- _PROMPT_
Write the data below out exactly as it stands. Do not include the pictures.

↓

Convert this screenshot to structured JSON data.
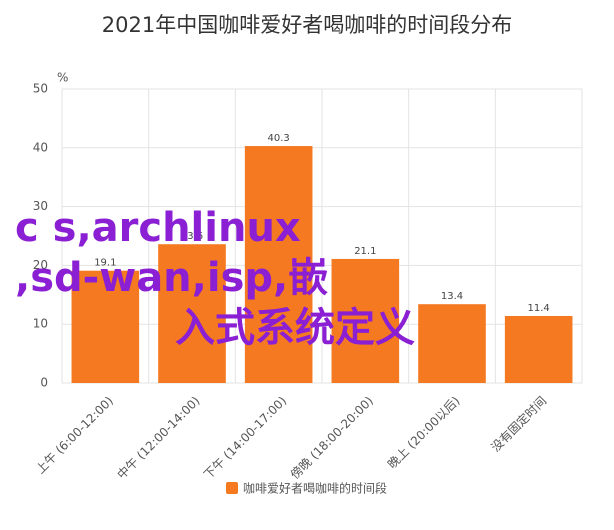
{
  "chart_data": {
    "type": "bar",
    "title": "2021年中国咖啡爱好者喝咖啡的时间段分布",
    "y_unit": "%",
    "categories": [
      "上午 (6:00-12:00)",
      "中午 (12:00-14:00)",
      "下午 (14:00-17:00)",
      "傍晚 (18:00-20:00)",
      "晚上 (20:00以后)",
      "没有固定时间"
    ],
    "series": [
      {
        "name": "咖啡爱好者喝咖啡的时间段",
        "color": "#f47920",
        "values": [
          19.1,
          23.6,
          40.3,
          21.1,
          13.4,
          11.4
        ]
      }
    ],
    "ylim": [
      0,
      50
    ],
    "yticks": [
      0,
      10,
      20,
      30,
      40,
      50
    ],
    "grid": true,
    "legend": "bottom",
    "annotation": [
      "c s,archlinux",
      ",sd-wan,isp,嵌",
      "入式系统定义"
    ]
  }
}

↑

- _COMPLETE OUTPUT_
Convert this screenshot to structured JSON data.
{
  "chart_data": {
    "type": "bar",
    "title": "2021年中国咖啡爱好者喝咖啡的时间段分布",
    "y_unit": "%",
    "categories": [
      "上午 (6:00-12:00)",
      "中午 (12:00-14:00)",
      "下午 (14:00-17:00)",
      "傍晚 (18:00-20:00)",
      "晚上 (20:00以后)",
      "没有固定时间"
    ],
    "series": [
      {
        "name": "咖啡爱好者喝咖啡的时间段",
        "color": "#f47920",
        "values": [
          19.1,
          23.6,
          40.3,
          21.1,
          13.4,
          11.4
        ]
      }
    ],
    "ylim": [
      0,
      50
    ],
    "yticks": [
      0,
      10,
      20,
      30,
      40,
      50
    ],
    "grid": true,
    "legend": "bottom",
    "annotation": [
      "c s,archlinux",
      ",sd-wan,isp,嵌",
      "入式系统定义"
    ]
  }
}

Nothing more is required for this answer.